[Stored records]
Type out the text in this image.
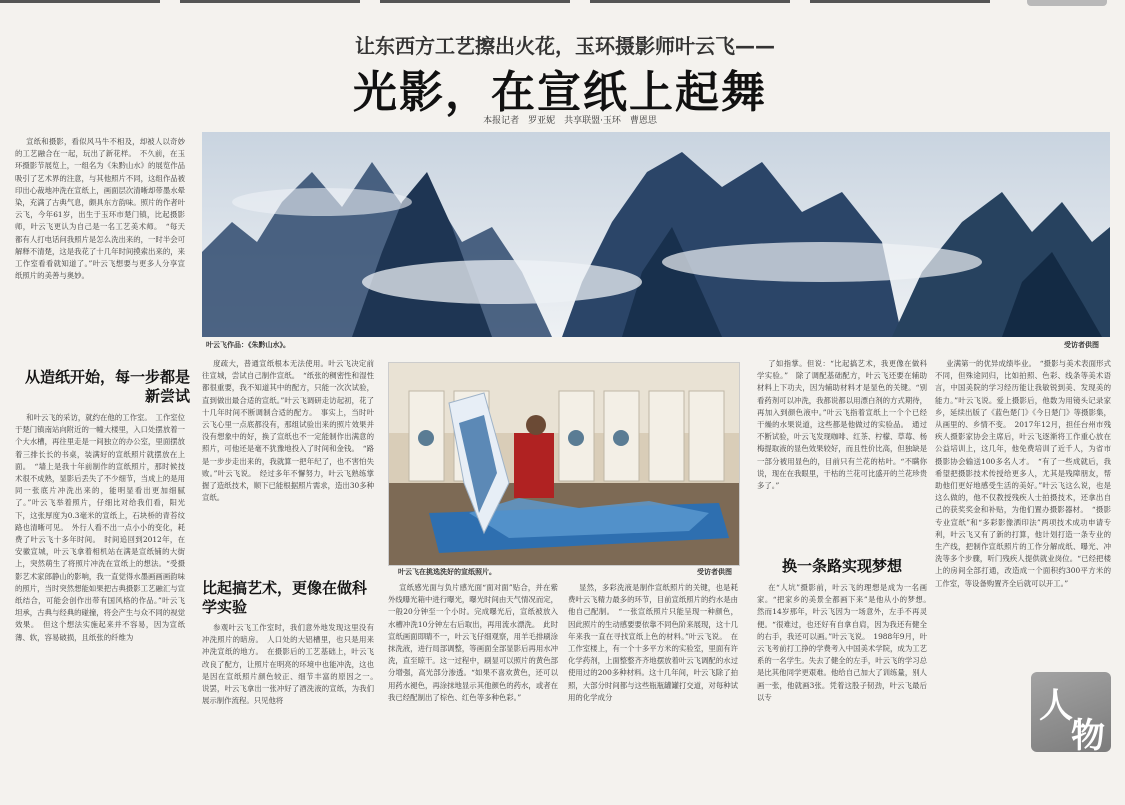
让东西方工艺擦出火花，玉环摄影师叶云飞——
光影，在宣纸上起舞
本报记者　罗亚妮　共享联盟·玉环　曹恩思
叶云飞作品：《朱黔山水》。	受访者供图

宣纸和摄影，看似风马牛不相及，却被人以奇妙的工艺融合在一起，玩出了新花样。　不久前，在玉环摄影节展览上，一组名为《朱黔山水》的展览作品吸引了艺术界的注意，与其他照片不同，这组作品被印出心裁地冲洗在宣纸上，画面层次清晰却带墨水晕染，充满了古典气息，颇具东方韵味。照片的作者叶云飞，今年61岁，出生于玉环市楚门镇，比起摄影师，叶云飞更认为自己是一名工艺美术师。　“每天都有人打电话问我照片是怎么洗出来的，一时半会可解释不清楚，这是我花了十几年时间摸索出来的，来工作室看看就知道了。”叶云飞想要与更多人分享宣纸照片的美善与奥妙。

从造纸开始，每一步都是新尝试

和叶云飞的采访，就约在他的工作室。　工作室位于楚门镇南站向附近的一幢大楼里，入口处摆放着一个大水槽，再往里走是一间独立的办公室，里面摆放着三排长长的书桌，装满好的宣纸照片就摆放在上面。　“墙上是我十年前制作的宣纸照片，那时候技术很不成熟，显影后丢失了不少细节，当成上的是用同一张底片冲洗出来的，能明显看出更加细腻了。”叶云飞举着照片，仔细比对给我们看，阳光下，这张厚度为0.3毫米的宣纸上，石块桥的青苔纹路也清晰可见。　外行人看不出一点小小的变化，耗费了叶云飞十多年时间。　时间追回到2012年，在安徽宣城，叶云飞拿着相机站在满是宣纸铺的大街上，突然萌生了将照片冲洗在宣纸上的想法。“受摄影艺术家郎静山的影响，我一直觉得水墨画画画韵味的照片，当时突然想能如果把古典摄影工艺融汇与宣纸结合，可能会创作出带有国风格的作品。”叶云飞坦承，古典与经典的碰撞，将会产生与众不同的视觉效果。　但这个想法实施起来并不容易，因为宣纸薄、软，容易破损，且纸张的纤维为

度疏大，普通宣纸根本无法使用。叶云飞决定前往宣城，尝试自己制作宣纸。　“纸张的稠密性和湿性都很重要，我不知道其中的配方，只能一次次试验，直到做出最合适的宣纸。”叶云飞调研走访起初，花了十几年时间不断调制合适的配方。　事实上，当时叶云飞心里一点底都没有，那组试验出来的照片效果并没有想象中的好，换了宣纸也不一定能制作出满意的照片，可他还是毫不犹豫地投入了时间和金钱。　“路是一步步走出来的，我就算一把年纪了，也不害怕失败。”叶云飞说。　经过多年不懈努力，叶云飞熟练掌握了造纸技术，顺下已能根据照片需求，造出30多种宣纸。

比起搞艺术，更像在做科学实验

参观叶云飞工作室时，我们意外地发现这里没有冲洗照片的暗房。　人口处的大铝槽里，也只是用来冲洗宣纸的地方。　在摄影后的工艺基础上，叶云飞改良了配方，让照片在明亮的环境中也能冲洗，这也是因在宣纸照片颜色较正、细节丰富的原因之一。　说罢，叶云飞拿出一张冲好了酒洗液的宣纸，为我们展示制作流程。只见他将

叶云飞在挑选洗好的宣纸照片。	受访者供图

宣纸感光面与负片感光面“面对面”贴合，并在紫外线曝光箱中进行曝光，曝光时间由天气情况而定，一般20分钟至一个小时。完成曝光后，宣纸被放入水槽冲洗10分钟左右后取出，再用流水漂洗。　此时宣纸画面即睛不一，叶云飞仔细观察，用羊毛排刷涂抹洗液，进行局部调整，等画面全部显影后再用水冲洗，直至晾干。这一过程中，刷显可以照片的黄色部分增强，高光部分渗透。“如果不喜欢黄色，还可以用药水褪色，再涂抹地显示其他颜色的药水，或者在我已经配制出了棕色、红色等多种色彩。”

显然，多彩洗液是制作宣纸照片的关键，也是耗费叶云飞精力最多的环节，目前宣纸照片的约水是由他自己配制。　“一张宣纸照片只能呈现一种颜色，因此照片的生动感要要依靠不同色阶来展现，这十几年来我一直在寻找宣纸上色的材料。”叶云飞说。　在工作室楼上，有一个十多平方米的实验室，里面有许化学药剂，上面整整齐齐地摆放着叶云飞调配的水过使用过的200多种材料。这十几年间，叶云飞除了拍照，大部分时间都与这些瓶瓶罐罐打交道，对每种试用的化学成分

了如指掌。但说：“比起搞艺术，我更像在做科学实验。”　除了调配基础配方，叶云飞还要在辅助材料上下功夫，因为辅助材料才是显色的关键。“别看药剂可以冲洗，我都说都以用漂白剂的方式期待，再加入到颜色液中。”叶云飞指着宣纸上一个个已经干燥的水果说道，这些都是他做过的实验品。　通过不断试验，叶云飞发现咖啡、红茶、柠檬、草莓、杨梅提取液的显色效果较好，而且性价比高，但独缺是一部分被用显色的，目前只有兰花的枯叶。“不瞒你说，现在在我眼里，干枯的兰花可比盛开的兰花珍贵多了。”

换一条路实现梦想

在“人坑”摄影前，叶云飞的理想是成为一名画家。“把家乡的美景全都画下来”是他从小的梦想。　然而14岁那年，叶云飞因为一场意外，左手不再灵便。“很难过，也还好有自拿自肩，因为我还有健全的右手，我还可以画。”叶云飞说。　1988年9月，叶云飞考前打工挣的学费考入中国美术学院，成为工艺系的一名学生。失去了健全的左手，叶云飞的学习总是比其他同学更艰难。他给自己加大了训练量，别人画一张，他就画3张。凭着这股子韧劲，叶云飞最后以专

业满第一的优异成绩毕业。　“摄影与美术表面形式不同，但殊途同归，比如拍照、色彩、线条等美术语言，中国美院的学习经历能让我敏锐到美、发现美的能力。”叶云飞说。爱上摄影后，他数为用镜头记录家乡，延续出版了《蓝色楚门》《今日楚门》等摄影集，从画里的、乡情不变。　2017年12月，担任台州市残疾人摄影家协会主席后，叶云飞逐渐将工作重心放在公益培训上，这几年，他免费培训了近千人，为省市摄影协会输送100多名人才。　“有了一些成就后，我希望把摄影技术传授给更多人，尤其是残障朋友，帮助他们更好地感受生活的美好。”叶云飞这么说，也是这么做的，他不仅教授残疾人士拍摄技术，还拿出自己的获奖奖金和补贴，为他们置办摄影器材。　“摄影专业宣纸”和“多彩影像洒印法”两项技术成功申请专利，叶云飞又有了新的打算，他计划打造一条专业的生产线，把制作宣纸照片的工作分解成纸、曝光、冲洗等多个步骤，听门残疾人提供就业岗位。“已经把楼上的房间全部打通，改造成一个面积约300平方米的工作室，等设备购置齐全后就可以开工。”

人
物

## Exercise goal
Return the full material word for word. Do not include the pictures.

## Answer below
Type out the text in this image.
让东西方工艺擦出火花，玉环摄影师叶云飞——
光影，在宣纸上起舞
本报记者　罗亚妮　共享联盟·玉环　曹恩思
叶云飞作品：《朱黔山水》。	受访者供图

宣纸和摄影，看似风马牛不相及，却被人以奇妙的工艺融合在一起，玩出了新花样。　不久前，在玉环摄影节展览上，一组名为《朱黔山水》的展览作品吸引了艺术界的注意，与其他照片不同，这组作品被印出心裁地冲洗在宣纸上，画面层次清晰却带墨水晕染，充满了古典气息，颇具东方韵味。照片的作者叶云飞，今年61岁，出生于玉环市楚门镇，比起摄影师，叶云飞更认为自己是一名工艺美术师。　“每天都有人打电话问我照片是怎么洗出来的，一时半会可解释不清楚，这是我花了十几年时间摸索出来的，来工作室看看就知道了。”叶云飞想要与更多人分享宣纸照片的美善与奥妙。

从造纸开始，每一步都是新尝试

和叶云飞的采访，就约在他的工作室。　工作室位于楚门镇南站向附近的一幢大楼里，入口处摆放着一个大水槽，再往里走是一间独立的办公室，里面摆放着三排长长的书桌，装满好的宣纸照片就摆放在上面。　“墙上是我十年前制作的宣纸照片，那时候技术很不成熟，显影后丢失了不少细节，当成上的是用同一张底片冲洗出来的，能明显看出更加细腻了。”叶云飞举着照片，仔细比对给我们看，阳光下，这张厚度为0.3毫米的宣纸上，石块桥的青苔纹路也清晰可见。　外行人看不出一点小小的变化，耗费了叶云飞十多年时间。　时间追回到2012年，在安徽宣城，叶云飞拿着相机站在满是宣纸铺的大街上，突然萌生了将照片冲洗在宣纸上的想法。“受摄影艺术家郎静山的影响，我一直觉得水墨画画画韵味的照片，当时突然想能如果把古典摄影工艺融汇与宣纸结合，可能会创作出带有国风格的作品。”叶云飞坦承，古典与经典的碰撞，将会产生与众不同的视觉效果。　但这个想法实施起来并不容易，因为宣纸薄、软，容易破损，且纸张的纤维为

度疏大，普通宣纸根本无法使用。叶云飞决定前往宣城，尝试自己制作宣纸。　“纸张的稠密性和湿性都很重要，我不知道其中的配方，只能一次次试验，直到做出最合适的宣纸。”叶云飞调研走访起初，花了十几年时间不断调制合适的配方。　事实上，当时叶云飞心里一点底都没有，那组试验出来的照片效果并没有想象中的好，换了宣纸也不一定能制作出满意的照片，可他还是毫不犹豫地投入了时间和金钱。　“路是一步步走出来的，我就算一把年纪了，也不害怕失败。”叶云飞说。　经过多年不懈努力，叶云飞熟练掌握了造纸技术，顺下已能根据照片需求，造出30多种宣纸。

比起搞艺术，更像在做科学实验

参观叶云飞工作室时，我们意外地发现这里没有冲洗照片的暗房。　人口处的大铝槽里，也只是用来冲洗宣纸的地方。　在摄影后的工艺基础上，叶云飞改良了配方，让照片在明亮的环境中也能冲洗，这也是因在宣纸照片颜色较正、细节丰富的原因之一。　说罢，叶云飞拿出一张冲好了酒洗液的宣纸，为我们展示制作流程。只见他将

叶云飞在挑选洗好的宣纸照片。	受访者供图

宣纸感光面与负片感光面“面对面”贴合，并在紫外线曝光箱中进行曝光，曝光时间由天气情况而定，一般20分钟至一个小时。完成曝光后，宣纸被放入水槽冲洗10分钟左右后取出，再用流水漂洗。　此时宣纸画面即睛不一，叶云飞仔细观察，用羊毛排刷涂抹洗液，进行局部调整，等画面全部显影后再用水冲洗，直至晾干。这一过程中，刷显可以照片的黄色部分增强，高光部分渗透。“如果不喜欢黄色，还可以用药水褪色，再涂抹地显示其他颜色的药水，或者在我已经配制出了棕色、红色等多种色彩。”

显然，多彩洗液是制作宣纸照片的关键，也是耗费叶云飞精力最多的环节，目前宣纸照片的约水是由他自己配制。　“一张宣纸照片只能呈现一种颜色，因此照片的生动感要要依靠不同色阶来展现，这十几年来我一直在寻找宣纸上色的材料。”叶云飞说。　在工作室楼上，有一个十多平方米的实验室，里面有许化学药剂，上面整整齐齐地摆放着叶云飞调配的水过使用过的200多种材料。这十几年间，叶云飞除了拍照，大部分时间都与这些瓶瓶罐罐打交道，对每种试用的化学成分

了如指掌。但说：“比起搞艺术，我更像在做科学实验。”　除了调配基础配方，叶云飞还要在辅助材料上下功夫，因为辅助材料才是显色的关键。“别看药剂可以冲洗，我都说都以用漂白剂的方式期待，再加入到颜色液中。”叶云飞指着宣纸上一个个已经干燥的水果说道，这些都是他做过的实验品。　通过不断试验，叶云飞发现咖啡、红茶、柠檬、草莓、杨梅提取液的显色效果较好，而且性价比高，但独缺是一部分被用显色的，目前只有兰花的枯叶。“不瞒你说，现在在我眼里，干枯的兰花可比盛开的兰花珍贵多了。”

换一条路实现梦想

在“人坑”摄影前，叶云飞的理想是成为一名画家。“把家乡的美景全都画下来”是他从小的梦想。　然而14岁那年，叶云飞因为一场意外，左手不再灵便。“很难过，也还好有自拿自肩，因为我还有健全的右手，我还可以画。”叶云飞说。　1988年9月，叶云飞考前打工挣的学费考入中国美术学院，成为工艺系的一名学生。失去了健全的左手，叶云飞的学习总是比其他同学更艰难。他给自己加大了训练量，别人画一张，他就画3张。凭着这股子韧劲，叶云飞最后以专

业满第一的优异成绩毕业。　“摄影与美术表面形式不同，但殊途同归，比如拍照、色彩、线条等美术语言，中国美院的学习经历能让我敏锐到美、发现美的能力。”叶云飞说。爱上摄影后，他数为用镜头记录家乡，延续出版了《蓝色楚门》《今日楚门》等摄影集，从画里的、乡情不变。　2017年12月，担任台州市残疾人摄影家协会主席后，叶云飞逐渐将工作重心放在公益培训上，这几年，他免费培训了近千人，为省市摄影协会输送100多名人才。　“有了一些成就后，我希望把摄影技术传授给更多人，尤其是残障朋友，帮助他们更好地感受生活的美好。”叶云飞这么说，也是这么做的，他不仅教授残疾人士拍摄技术，还拿出自己的获奖奖金和补贴，为他们置办摄影器材。　“摄影专业宣纸”和“多彩影像洒印法”两项技术成功申请专利，叶云飞又有了新的打算，他计划打造一条专业的生产线，把制作宣纸照片的工作分解成纸、曝光、冲洗等多个步骤，听门残疾人提供就业岗位。“已经把楼上的房间全部打通，改造成一个面积约300平方米的工作室，等设备购置齐全后就可以开工。”

人
物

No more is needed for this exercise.